TASK GOAL
Transcribe every entry word for word, but skip the images.

EXTRACTED RECORDS
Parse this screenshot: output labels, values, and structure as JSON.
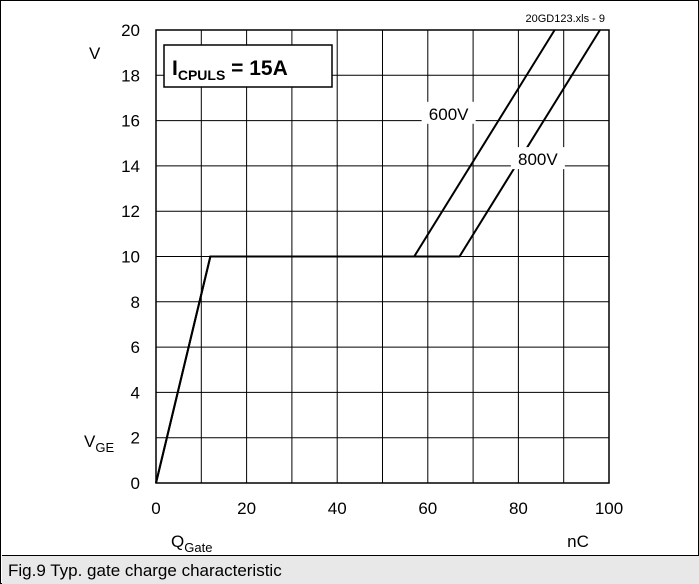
{
  "chart_data": {
    "type": "line",
    "title": "",
    "file_label": "20GD123.xls - 9",
    "xlabel": "Q",
    "xlabel_sub": "Gate",
    "xunit": "nC",
    "ylabel": "V",
    "ylabel_sub": "GE",
    "yunit": "V",
    "xlim": [
      0,
      100
    ],
    "ylim": [
      0,
      20
    ],
    "xticks": [
      0,
      20,
      40,
      60,
      80,
      100
    ],
    "yticks": [
      0,
      2,
      4,
      6,
      8,
      10,
      12,
      14,
      16,
      18,
      20
    ],
    "x_minor_step": 10,
    "grid": true,
    "annotation": {
      "main": "I",
      "sub": "CPULS",
      "rest": " = 15A"
    },
    "series": [
      {
        "name": "600V",
        "x": [
          0,
          12,
          57,
          88
        ],
        "y": [
          0,
          10,
          10,
          20
        ]
      },
      {
        "name": "800V",
        "x": [
          0,
          12,
          67,
          98
        ],
        "y": [
          0,
          10,
          10,
          20
        ]
      }
    ]
  },
  "caption": "Fig.9 Typ. gate charge characteristic"
}
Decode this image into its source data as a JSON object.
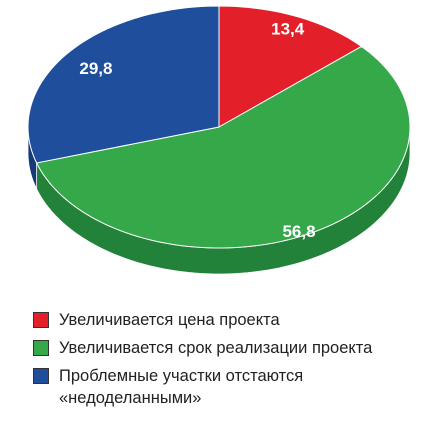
{
  "chart_data": {
    "type": "pie",
    "categories": [
      "Увеличивается цена проекта",
      "Увеличивается срок реализации проекта",
      "Проблемные участки отстаются «недоделанными»"
    ],
    "values": [
      13.4,
      56.8,
      29.8
    ],
    "value_labels": [
      "13,4",
      "56,8",
      "29,8"
    ],
    "colors": [
      "#e3202a",
      "#35a94a",
      "#1f4e9d"
    ],
    "side_colors": [
      "#a8161d",
      "#23823a",
      "#163a78"
    ]
  }
}
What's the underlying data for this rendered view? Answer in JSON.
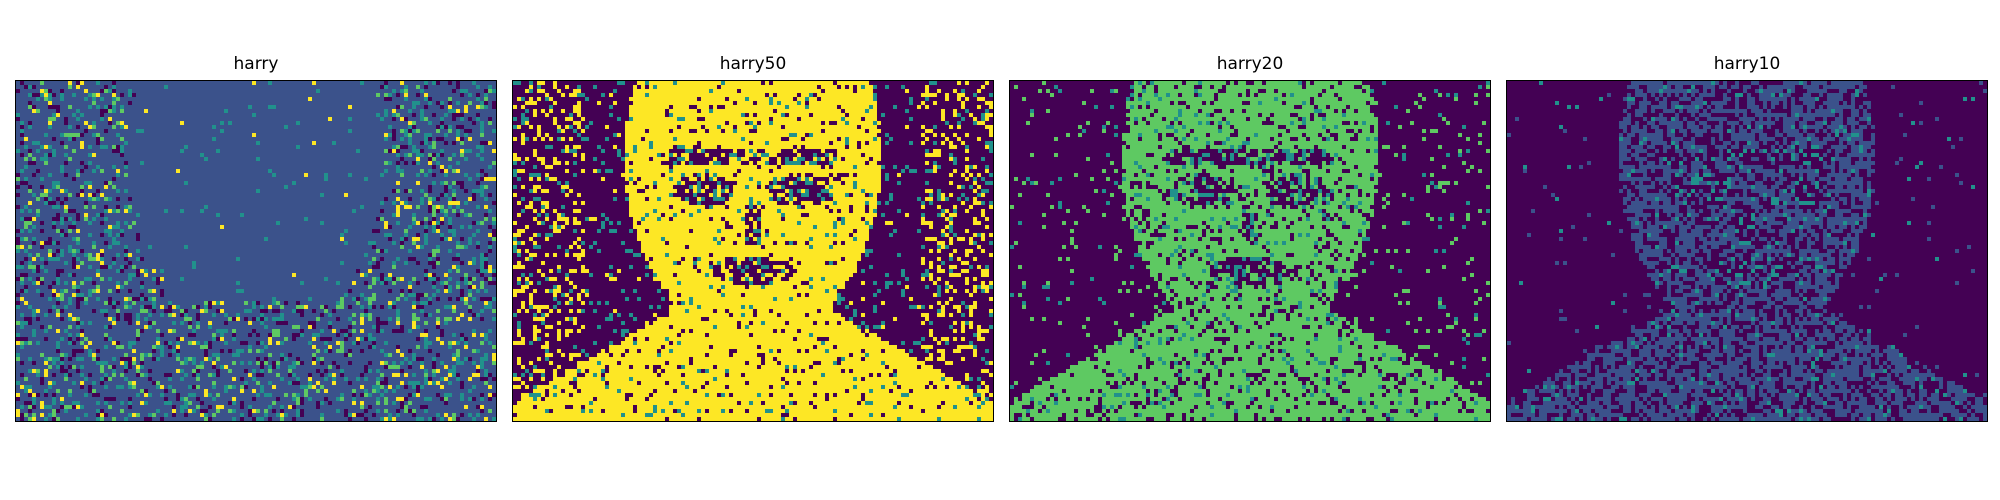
{
  "figure": {
    "panels": [
      {
        "title": "harry",
        "image_semantic": "noisy-portrait-heatmap",
        "colormap": "viridis",
        "background_color": "#3b528b",
        "accent_colors": [
          "#21918c",
          "#5ec962",
          "#fde725"
        ]
      },
      {
        "title": "harry50",
        "image_semantic": "thresholded-portrait-yellow",
        "colormap": "viridis",
        "background_color": "#440154",
        "accent_colors": [
          "#fde725",
          "#21918c"
        ]
      },
      {
        "title": "harry20",
        "image_semantic": "thresholded-portrait-green",
        "colormap": "viridis",
        "background_color": "#440154",
        "accent_colors": [
          "#5ec962",
          "#21918c"
        ]
      },
      {
        "title": "harry10",
        "image_semantic": "thresholded-portrait-blue",
        "colormap": "viridis",
        "background_color": "#440154",
        "accent_colors": [
          "#3b528b",
          "#21918c"
        ]
      }
    ]
  }
}
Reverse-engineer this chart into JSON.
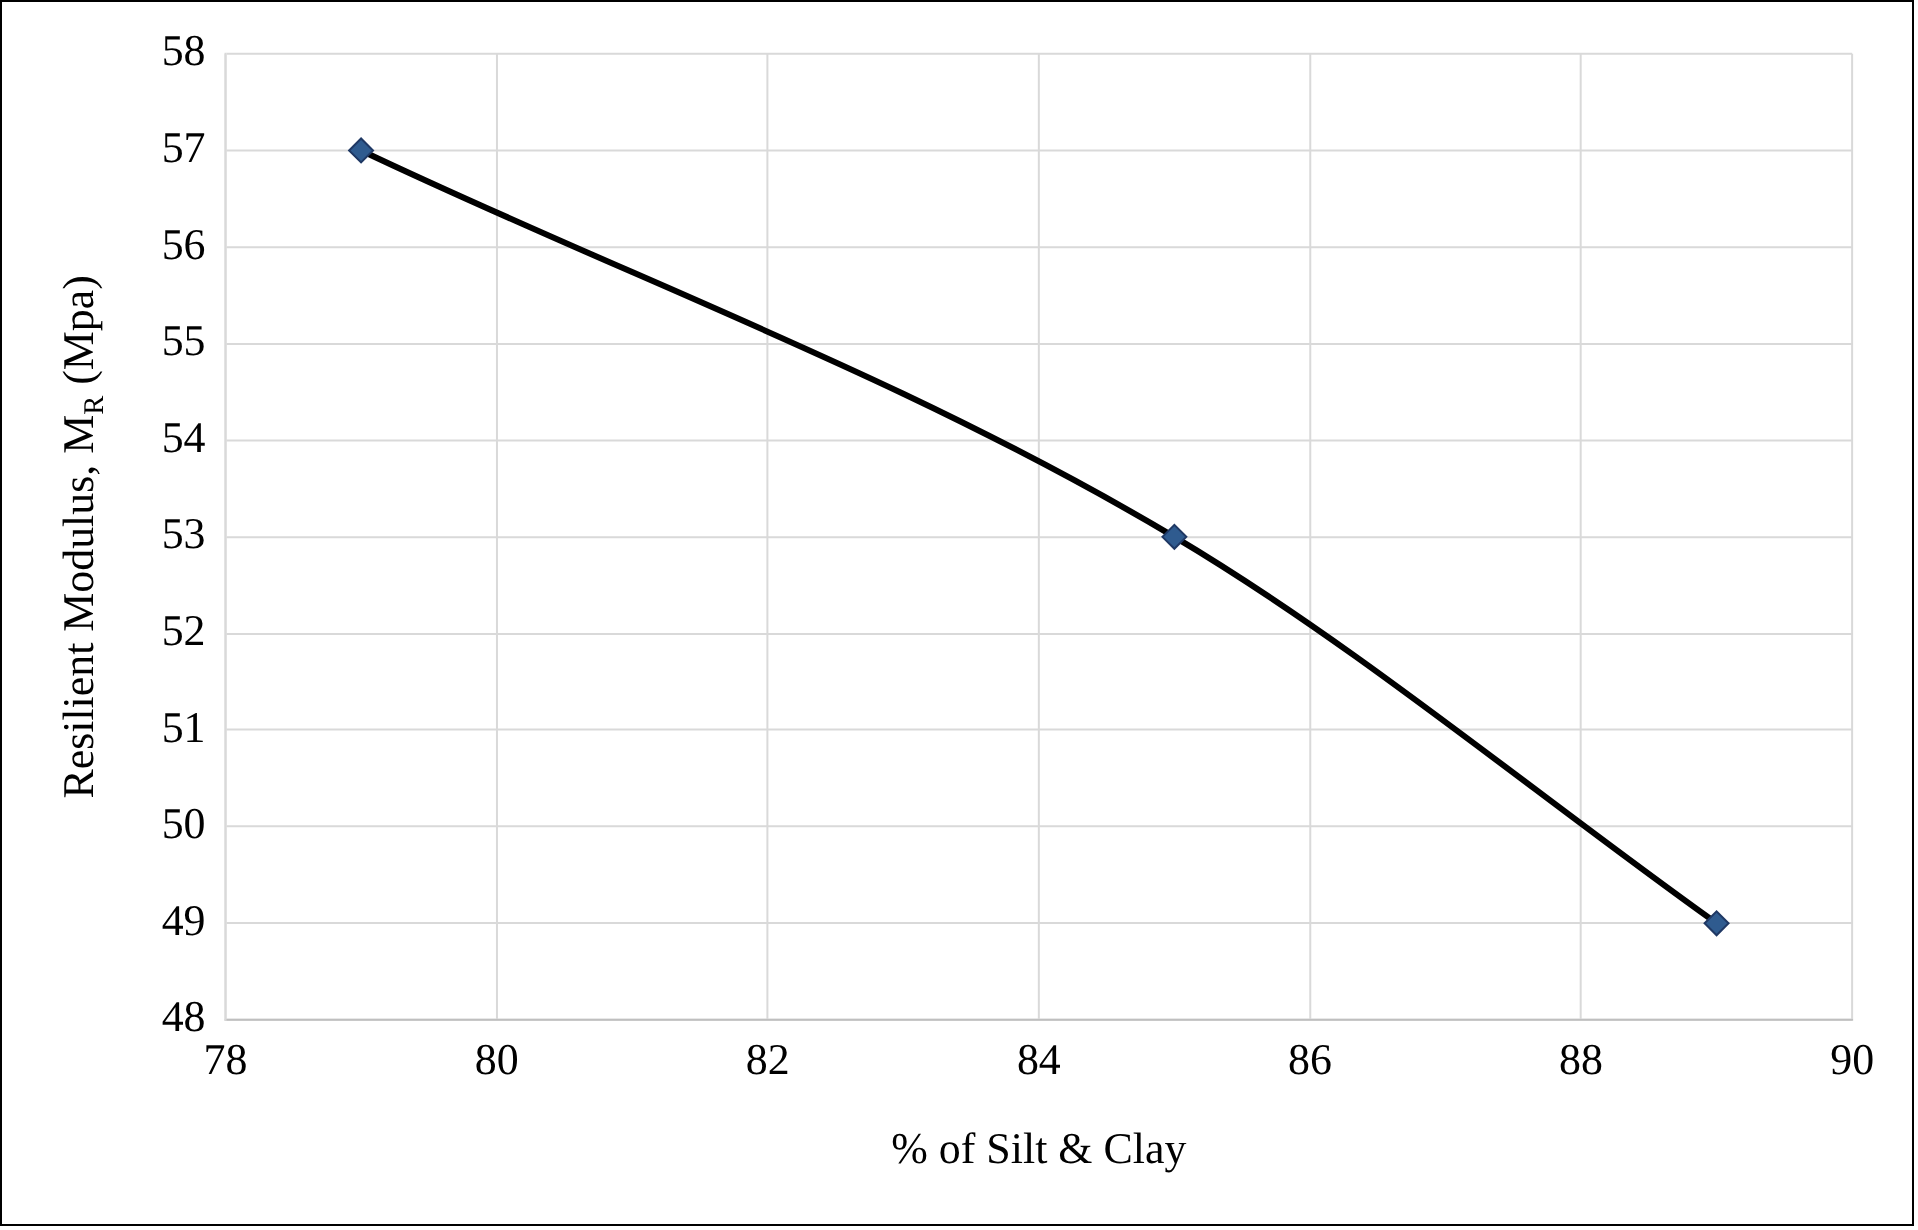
{
  "chart_data": {
    "type": "line",
    "xlabel": "% of Silt & Clay",
    "ylabel": "Resilient Modulus, M$_{R}$ (Mpa)",
    "x": [
      79,
      85,
      89
    ],
    "series": [
      {
        "color": "#000000",
        "colors": [
          "#2f5b8f",
          "#2f5b8f",
          "#2f5b8f"
        ],
        "values": [
          57,
          53,
          49
        ]
      }
    ],
    "xlim": [
      78,
      90
    ],
    "xticks": [
      78,
      80,
      82,
      84,
      86,
      88,
      90
    ],
    "ylim": [
      48,
      58
    ],
    "yticks": [
      48,
      49,
      50,
      51,
      52,
      53,
      54,
      55,
      56,
      57,
      58
    ],
    "grid": true,
    "legend": false,
    "marker": "diamond",
    "line_style": "solid"
  }
}
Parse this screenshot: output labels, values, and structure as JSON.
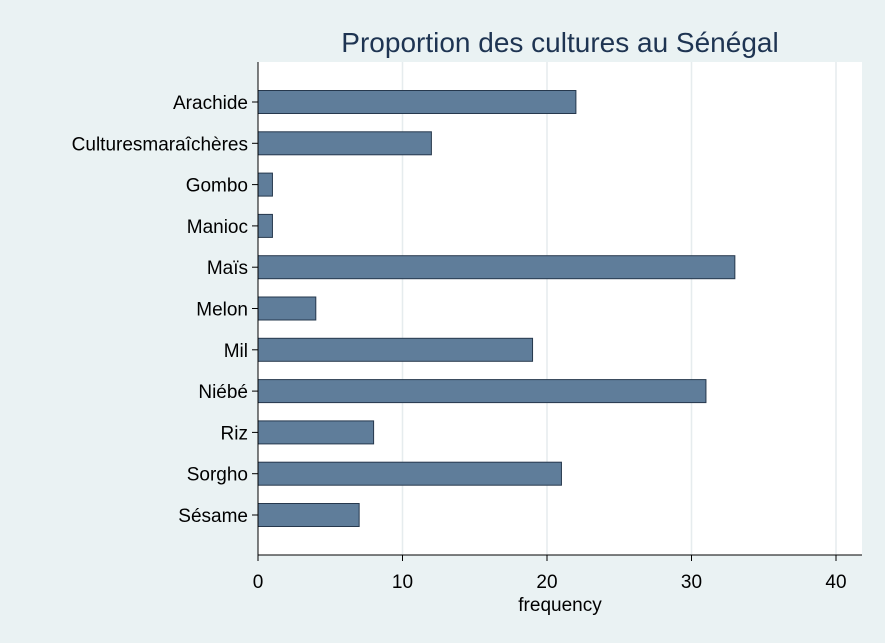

EXERCISE RESULT
Parse this screenshot: output labels, values, and structure as JSON.
{
  "chart_data": {
    "type": "line",
    "title": "",
    "file_label": "20GD123.xls - 9",
    "xlabel": "Q",
    "xlabel_sub": "Gate",
    "xunit": "nC",
    "ylabel": "V",
    "ylabel_sub": "GE",
    "yunit": "V",
    "xlim": [
      0,
      100
    ],
    "ylim": [
      0,
      20
    ],
    "xticks": [
      0,
      20,
      40,
      60,
      80,
      100
    ],
    "yticks": [
      0,
      2,
      4,
      6,
      8,
      10,
      12,
      14,
      16,
      18,
      20
    ],
    "x_minor_step": 10,
    "grid": true,
    "annotation": {
      "main": "I",
      "sub": "CPULS",
      "rest": " = 15A"
    },
    "series": [
      {
        "name": "600V",
        "x": [
          0,
          12,
          57,
          88
        ],
        "y": [
          0,
          10,
          10,
          20
        ]
      },
      {
        "name": "800V",
        "x": [
          0,
          12,
          67,
          98
        ],
        "y": [
          0,
          10,
          10,
          20
        ]
      }
    ]
  },
  "caption": "Fig.9 Typ. gate charge characteristic"
}
Decode this image into its source data as a JSON object.
{
  "chart_data": {
    "type": "pie",
    "categories": [
      "Увеличивается цена проекта",
      "Увеличивается срок реализации проекта",
      "Проблемные участки отстаются «недоделанными»"
    ],
    "values": [
      13.4,
      56.8,
      29.8
    ],
    "value_labels": [
      "13,4",
      "56,8",
      "29,8"
    ],
    "colors": [
      "#e3202a",
      "#35a94a",
      "#1f4e9d"
    ],
    "side_colors": [
      "#a8161d",
      "#23823a",
      "#163a78"
    ]
  }
}
What's the underlying data for this rendered view? Answer in JSON.
{
  "figure": {
    "panels": [
      {
        "title": "harry",
        "image_semantic": "noisy-portrait-heatmap",
        "colormap": "viridis",
        "background_color": "#3b528b",
        "accent_colors": [
          "#21918c",
          "#5ec962",
          "#fde725"
        ]
      },
      {
        "title": "harry50",
        "image_semantic": "thresholded-portrait-yellow",
        "colormap": "viridis",
        "background_color": "#440154",
        "accent_colors": [
          "#fde725",
          "#21918c"
        ]
      },
      {
        "title": "harry20",
        "image_semantic": "thresholded-portrait-green",
        "colormap": "viridis",
        "background_color": "#440154",
        "accent_colors": [
          "#5ec962",
          "#21918c"
        ]
      },
      {
        "title": "harry10",
        "image_semantic": "thresholded-portrait-blue",
        "colormap": "viridis",
        "background_color": "#440154",
        "accent_colors": [
          "#3b528b",
          "#21918c"
        ]
      }
    ]
  }
}
Reverse-engineer this chart into JSON.
{
  "chart_data": {
    "type": "line",
    "xlabel": "% of Silt & Clay",
    "ylabel": "Resilient Modulus, M$_{R}$ (Mpa)",
    "x": [
      79,
      85,
      89
    ],
    "series": [
      {
        "color": "#000000",
        "colors": [
          "#2f5b8f",
          "#2f5b8f",
          "#2f5b8f"
        ],
        "values": [
          57,
          53,
          49
        ]
      }
    ],
    "xlim": [
      78,
      90
    ],
    "xticks": [
      78,
      80,
      82,
      84,
      86,
      88,
      90
    ],
    "ylim": [
      48,
      58
    ],
    "yticks": [
      48,
      49,
      50,
      51,
      52,
      53,
      54,
      55,
      56,
      57,
      58
    ],
    "grid": true,
    "legend": false,
    "marker": "diamond",
    "line_style": "solid"
  }
}
Parse this screenshot: output labels, values, and structure as JSON.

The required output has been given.